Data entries
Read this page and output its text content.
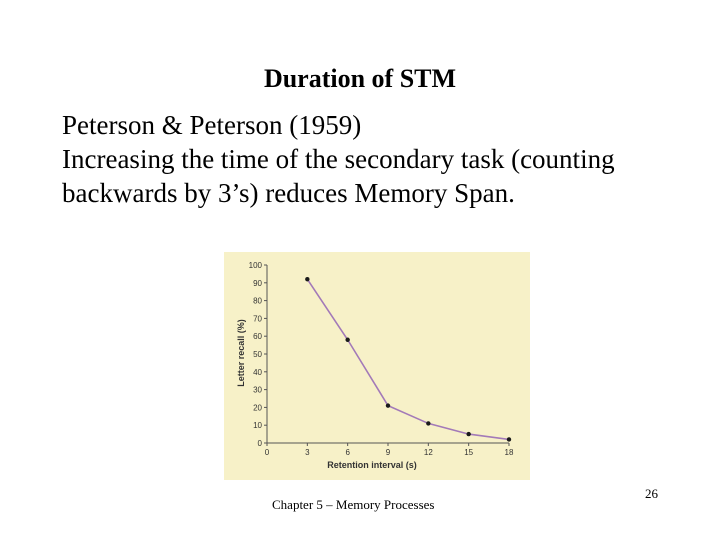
Duration of STM

Peterson & Peterson (1959)

Increasing the time of the secondary task (counting backwards by 3’s) reduces Memory Span.

0
10
20
30
40
50
60
70
80
90
100
0	3	6	9	12	15	18
Retention interval (s)
Letter recall (%)
Chapter 5 – Memory Processes
26
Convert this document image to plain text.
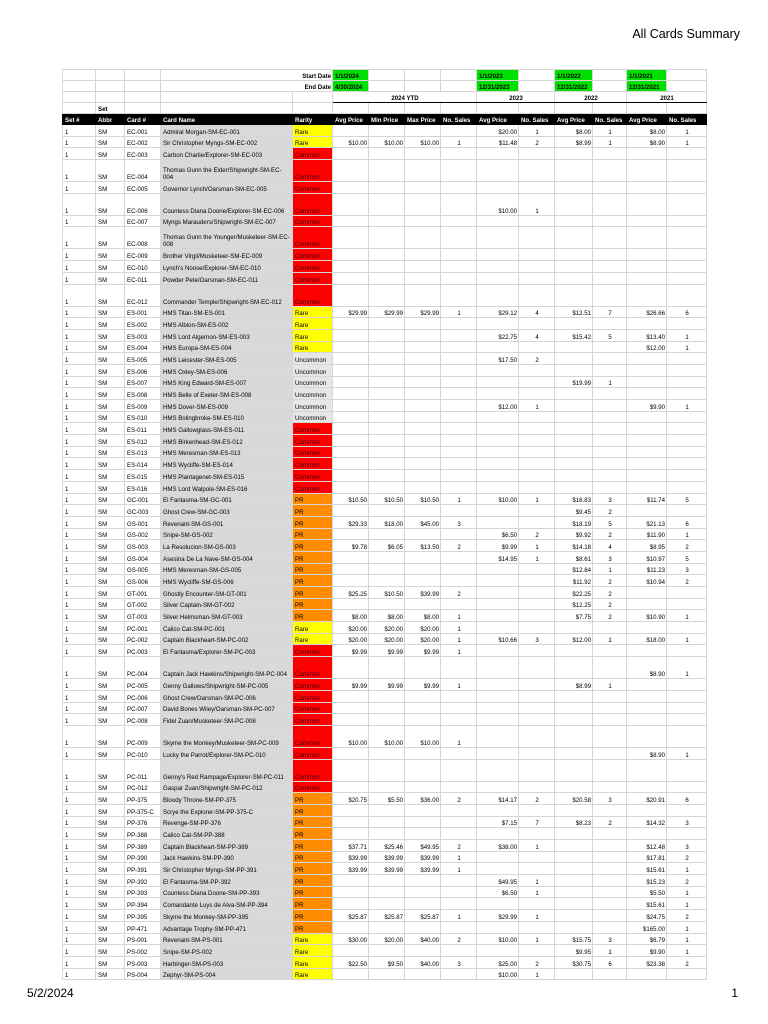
All Cards Summary
			Start Date		1/1/2024				1/1/2023		1/1/2022		1/1/2021	
			End Date		4/30/2024				12/31/2023		12/31/2022		12/31/2021	
					2024 YTD				2023		2022		2021	
	Set													
Set #	Abbr	Card #	Card Name	Rarity	Avg Price	Min Price	Max Price	No. Sales	Avg Price	No. Sales	Avg Price	No. Sales	Avg Price	No. Sales
1	SM	EC-001	Admiral Morgan-SM-EC-001	Rare					$20.00	1	$8.00	1	$8.00	1
1	SM	EC-002	Sir Christopher Myngs-SM-EC-002	Rare	$10.00	$10.00	$10.00	1	$11.48	2	$8.99	1	$8.90	1
1	SM	EC-003	Carbon Charlie/Explorer-SM-EC-003	Common										
1	SM	EC-004	Thomas Gunn the Elder/Shipwright-SM-EC-004	Common										
1	SM	EC-005	Governor Lynch/Oarsman-SM-EC-005	Common										
1	SM	EC-006	Countess Diana Doone/Explorer-SM-EC-006	Common					$10.00	1				
1	SM	EC-007	Myngs Marauders/Shipwright-SM-EC-007	Common										
1	SM	EC-008	Thomas Gunn the Younger/Musketeer-SM-EC-008	Common										
1	SM	EC-009	Brother Virgil/Musketeer-SM-EC-009	Common										
1	SM	EC-010	Lynch's Noose/Explorer-SM-EC-010	Common										
1	SM	EC-011	Powder Pete/Oarsman-SM-EC-011	Common										
1	SM	EC-012	Commander Temple/Shipwright-SM-EC-012	Common										
1	SM	ES-001	HMS Titan-SM-ES-001	Rare	$29.99	$29.99	$29.99	1	$29.12	4	$12.51	7	$26.66	6
1	SM	ES-002	HMS Albion-SM-ES-002	Rare										
1	SM	ES-003	HMS Lord Algernon-SM-ES-003	Rare					$22.75	4	$15.42	5	$13.40	1
1	SM	ES-004	HMS Europa-SM-ES-004	Rare									$12.00	1
1	SM	ES-005	HMS Leicester-SM-ES-005	Uncommon					$17.50	2				
1	SM	ES-006	HMS Oxley-SM-ES-006	Uncommon										
1	SM	ES-007	HMS King Edward-SM-ES-007	Uncommon							$19.99	1		
1	SM	ES-008	HMS Belle of Exeter-SM-ES-008	Uncommon										
1	SM	ES-009	HMS Dover-SM-ES-009	Uncommon					$12.00	1			$9.90	1
1	SM	ES-010	HMS Bolingbroke-SM-ES-010	Uncommon										
1	SM	ES-011	HMS Gallowglass-SM-ES-011	Common										
1	SM	ES-012	HMS Birkenhead-SM-ES-012	Common										
1	SM	ES-013	HMS Meresman-SM-ES-013	Common										
1	SM	ES-014	HMS Wycliffe-SM-ES-014	Common										
1	SM	ES-015	HMS Plantagenet-SM-ES-015	Common										
1	SM	ES-016	HMS Lord Walpole-SM-ES-016	Common										
1	SM	GC-001	El Fantasma-SM-GC-001	PR	$10.50	$10.50	$10.50	1	$10.00	1	$16.83	3	$11.74	5
1	SM	GC-003	Ghost Crew-SM-GC-003	PR							$9.45	2		
1	SM	GS-001	Revenant-SM-GS-001	PR	$29.33	$18.00	$45.00	3			$18.19	5	$21.13	6
1	SM	GS-002	Snipe-SM-GS-002	PR					$6.50	2	$9.92	2	$11.90	1
1	SM	GS-003	La Resolucion-SM-GS-003	PR	$9.78	$6.05	$13.50	2	$9.99	1	$14.18	4	$8.95	2
1	SM	GS-004	Asesina De La Nave-SM-GS-004	PR					$14.95	1	$8.61	3	$10.97	5
1	SM	GS-005	HMS Meresman-SM-GS-005	PR							$12.84	1	$11.23	3
1	SM	GS-006	HMS Wycliffe-SM-GS-006	PR							$11.92	2	$10.94	2
1	SM	GT-001	Ghostly Encounter-SM-GT-001	PR	$25.25	$10.50	$39.99	2			$22.25	2		
1	SM	GT-002	Silver Captain-SM-GT-002	PR							$12.25	2		
1	SM	GT-003	Silver Helmsman-SM-GT-003	PR	$8.00	$8.00	$8.00	1			$7.75	2	$10.90	1
1	SM	PC-001	Calico Cat-SM-PC-001	Rare	$20.00	$20.00	$20.00	1						
1	SM	PC-002	Captain Blackheart-SM-PC-002	Rare	$20.00	$20.00	$20.00	1	$10.66	3	$12.00	1	$18.00	1
1	SM	PC-003	El Fantasma/Explorer-SM-PC-003	Common	$9.99	$9.99	$9.99	1						
1	SM	PC-004	Captain Jack Hawkins/Shipwright-SM-PC-004	Common									$8.90	1
1	SM	PC-005	Genny Gallows/Shipwright-SM-PC-005	Common	$9.99	$9.99	$9.99	1			$8.99	1		
1	SM	PC-006	Ghost Crew/Oarsman-SM-PC-006	Common										
1	SM	PC-007	David Bones Wiley/Oarsman-SM-PC-007	Common										
1	SM	PC-008	Fidel Zuan/Musketeer-SM-PC-008	Common										
1	SM	PC-009	Skyme the Monkey/Musketeer-SM-PC-009	Common	$10.00	$10.00	$10.00	1						
1	SM	PC-010	Lucky the Parrot/Explorer-SM-PC-010	Common									$8.90	1
1	SM	PC-011	Genny's Red Rampage/Explorer-SM-PC-011	Common										
1	SM	PC-012	Gaspar Zuan/Shipwright-SM-PC-012	Common										
1	SM	PP-375	Bloody Throne-SM-PP-375	PR	$20.75	$5.50	$36.00	2	$14.17	2	$20.58	3	$20.91	6
1	SM	PP-375-C	Scrye the Explorer-SM-PP-375-C	PR										
1	SM	PP-376	Revenge-SM-PP-376	PR					$7.15	7	$8.23	2	$14.32	3
1	SM	PP-388	Calico Cat-SM-PP-388	PR										
1	SM	PP-389	Captain Blackheart-SM-PP-389	PR	$37.71	$25.46	$49.95	2	$38.00	1			$12.48	3
1	SM	PP-390	Jack Hawkins-SM-PP-390	PR	$39.99	$39.99	$39.99	1					$17.81	2
1	SM	PP-391	Sir Christopher Myngs-SM-PP-391	PR	$39.99	$39.99	$39.99	1					$15.61	1
1	SM	PP-392	El Fantasma-SM-PP-392	PR					$49.95	1			$15.23	2
1	SM	PP-393	Countess Diana Doone-SM-PP-393	PR					$6.50	1			$5.50	1
1	SM	PP-394	Comandante Luys de Alva-SM-PP-394	PR									$15.61	1
1	SM	PP-395	Skyme the Monkey-SM-PP-395	PR	$25.87	$25.87	$25.87	1	$29.99	1			$24.75	2
1	SM	PP-471	Advantage Trophy-SM-PP-471	PR									$165.00	1
1	SM	PS-001	Revenant-SM-PS-001	Rare	$30.00	$20.00	$40.00	2	$10.00	1	$15.75	3	$6.79	1
1	SM	PS-002	Snipe-SM-PS-002	Rare							$9.95	1	$9.90	1
1	SM	PS-003	Harbinger-SM-PS-003	Rare	$22.50	$9.50	$40.00	3	$25.00	2	$30.75	6	$23.38	2
1	SM	PS-004	Zephyr-SM-PS-004	Rare					$10.00	1				
5/2/2024	1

**Task to carry out:** Print each record exactly as it stands, leaving the images out.

**Response to the task:**
Read this page and output its text content.
Duration of STM

Peterson & Peterson (1959)

Increasing the time of the secondary task (counting backwards by 3’s) reduces Memory Span.

0
10
20
30
40
50
60
70
80
90
100
0	3	6	9	12	15	18
Retention interval (s)
Letter recall (%)
Chapter 5 – Memory Processes
26
Convert this document image to plain text.
All Cards Summary
			Start Date		1/1/2024				1/1/2023		1/1/2022		1/1/2021	
			End Date		4/30/2024				12/31/2023		12/31/2022		12/31/2021	
					2024 YTD				2023		2022		2021	
	Set													
Set #	Abbr	Card #	Card Name	Rarity	Avg Price	Min Price	Max Price	No. Sales	Avg Price	No. Sales	Avg Price	No. Sales	Avg Price	No. Sales
1	SM	EC-001	Admiral Morgan-SM-EC-001	Rare					$20.00	1	$8.00	1	$8.00	1
1	SM	EC-002	Sir Christopher Myngs-SM-EC-002	Rare	$10.00	$10.00	$10.00	1	$11.48	2	$8.99	1	$8.90	1
1	SM	EC-003	Carbon Charlie/Explorer-SM-EC-003	Common										
1	SM	EC-004	Thomas Gunn the Elder/Shipwright-SM-EC-004	Common										
1	SM	EC-005	Governor Lynch/Oarsman-SM-EC-005	Common										
1	SM	EC-006	Countess Diana Doone/Explorer-SM-EC-006	Common					$10.00	1				
1	SM	EC-007	Myngs Marauders/Shipwright-SM-EC-007	Common										
1	SM	EC-008	Thomas Gunn the Younger/Musketeer-SM-EC-008	Common										
1	SM	EC-009	Brother Virgil/Musketeer-SM-EC-009	Common										
1	SM	EC-010	Lynch's Noose/Explorer-SM-EC-010	Common										
1	SM	EC-011	Powder Pete/Oarsman-SM-EC-011	Common										
1	SM	EC-012	Commander Temple/Shipwright-SM-EC-012	Common										
1	SM	ES-001	HMS Titan-SM-ES-001	Rare	$29.99	$29.99	$29.99	1	$29.12	4	$12.51	7	$26.66	6
1	SM	ES-002	HMS Albion-SM-ES-002	Rare										
1	SM	ES-003	HMS Lord Algernon-SM-ES-003	Rare					$22.75	4	$15.42	5	$13.40	1
1	SM	ES-004	HMS Europa-SM-ES-004	Rare									$12.00	1
1	SM	ES-005	HMS Leicester-SM-ES-005	Uncommon					$17.50	2				
1	SM	ES-006	HMS Oxley-SM-ES-006	Uncommon										
1	SM	ES-007	HMS King Edward-SM-ES-007	Uncommon							$19.99	1		
1	SM	ES-008	HMS Belle of Exeter-SM-ES-008	Uncommon										
1	SM	ES-009	HMS Dover-SM-ES-009	Uncommon					$12.00	1			$9.90	1
1	SM	ES-010	HMS Bolingbroke-SM-ES-010	Uncommon										
1	SM	ES-011	HMS Gallowglass-SM-ES-011	Common										
1	SM	ES-012	HMS Birkenhead-SM-ES-012	Common										
1	SM	ES-013	HMS Meresman-SM-ES-013	Common										
1	SM	ES-014	HMS Wycliffe-SM-ES-014	Common										
1	SM	ES-015	HMS Plantagenet-SM-ES-015	Common										
1	SM	ES-016	HMS Lord Walpole-SM-ES-016	Common										
1	SM	GC-001	El Fantasma-SM-GC-001	PR	$10.50	$10.50	$10.50	1	$10.00	1	$16.83	3	$11.74	5
1	SM	GC-003	Ghost Crew-SM-GC-003	PR							$9.45	2		
1	SM	GS-001	Revenant-SM-GS-001	PR	$29.33	$18.00	$45.00	3			$18.19	5	$21.13	6
1	SM	GS-002	Snipe-SM-GS-002	PR					$6.50	2	$9.92	2	$11.90	1
1	SM	GS-003	La Resolucion-SM-GS-003	PR	$9.78	$6.05	$13.50	2	$9.99	1	$14.18	4	$8.95	2
1	SM	GS-004	Asesina De La Nave-SM-GS-004	PR					$14.95	1	$8.61	3	$10.97	5
1	SM	GS-005	HMS Meresman-SM-GS-005	PR							$12.84	1	$11.23	3
1	SM	GS-006	HMS Wycliffe-SM-GS-006	PR							$11.92	2	$10.94	2
1	SM	GT-001	Ghostly Encounter-SM-GT-001	PR	$25.25	$10.50	$39.99	2			$22.25	2		
1	SM	GT-002	Silver Captain-SM-GT-002	PR							$12.25	2		
1	SM	GT-003	Silver Helmsman-SM-GT-003	PR	$8.00	$8.00	$8.00	1			$7.75	2	$10.90	1
1	SM	PC-001	Calico Cat-SM-PC-001	Rare	$20.00	$20.00	$20.00	1						
1	SM	PC-002	Captain Blackheart-SM-PC-002	Rare	$20.00	$20.00	$20.00	1	$10.66	3	$12.00	1	$18.00	1
1	SM	PC-003	El Fantasma/Explorer-SM-PC-003	Common	$9.99	$9.99	$9.99	1						
1	SM	PC-004	Captain Jack Hawkins/Shipwright-SM-PC-004	Common									$8.90	1
1	SM	PC-005	Genny Gallows/Shipwright-SM-PC-005	Common	$9.99	$9.99	$9.99	1			$8.99	1		
1	SM	PC-006	Ghost Crew/Oarsman-SM-PC-006	Common										
1	SM	PC-007	David Bones Wiley/Oarsman-SM-PC-007	Common										
1	SM	PC-008	Fidel Zuan/Musketeer-SM-PC-008	Common										
1	SM	PC-009	Skyme the Monkey/Musketeer-SM-PC-009	Common	$10.00	$10.00	$10.00	1						
1	SM	PC-010	Lucky the Parrot/Explorer-SM-PC-010	Common									$8.90	1
1	SM	PC-011	Genny's Red Rampage/Explorer-SM-PC-011	Common										
1	SM	PC-012	Gaspar Zuan/Shipwright-SM-PC-012	Common										
1	SM	PP-375	Bloody Throne-SM-PP-375	PR	$20.75	$5.50	$36.00	2	$14.17	2	$20.58	3	$20.91	6
1	SM	PP-375-C	Scrye the Explorer-SM-PP-375-C	PR										
1	SM	PP-376	Revenge-SM-PP-376	PR					$7.15	7	$8.23	2	$14.32	3
1	SM	PP-388	Calico Cat-SM-PP-388	PR										
1	SM	PP-389	Captain Blackheart-SM-PP-389	PR	$37.71	$25.46	$49.95	2	$38.00	1			$12.48	3
1	SM	PP-390	Jack Hawkins-SM-PP-390	PR	$39.99	$39.99	$39.99	1					$17.81	2
1	SM	PP-391	Sir Christopher Myngs-SM-PP-391	PR	$39.99	$39.99	$39.99	1					$15.61	1
1	SM	PP-392	El Fantasma-SM-PP-392	PR					$49.95	1			$15.23	2
1	SM	PP-393	Countess Diana Doone-SM-PP-393	PR					$6.50	1			$5.50	1
1	SM	PP-394	Comandante Luys de Alva-SM-PP-394	PR									$15.61	1
1	SM	PP-395	Skyme the Monkey-SM-PP-395	PR	$25.87	$25.87	$25.87	1	$29.99	1			$24.75	2
1	SM	PP-471	Advantage Trophy-SM-PP-471	PR									$165.00	1
1	SM	PS-001	Revenant-SM-PS-001	Rare	$30.00	$20.00	$40.00	2	$10.00	1	$15.75	3	$6.79	1
1	SM	PS-002	Snipe-SM-PS-002	Rare							$9.95	1	$9.90	1
1	SM	PS-003	Harbinger-SM-PS-003	Rare	$22.50	$9.50	$40.00	3	$25.00	2	$30.75	6	$23.38	2
1	SM	PS-004	Zephyr-SM-PS-004	Rare					$10.00	1				
5/2/2024	1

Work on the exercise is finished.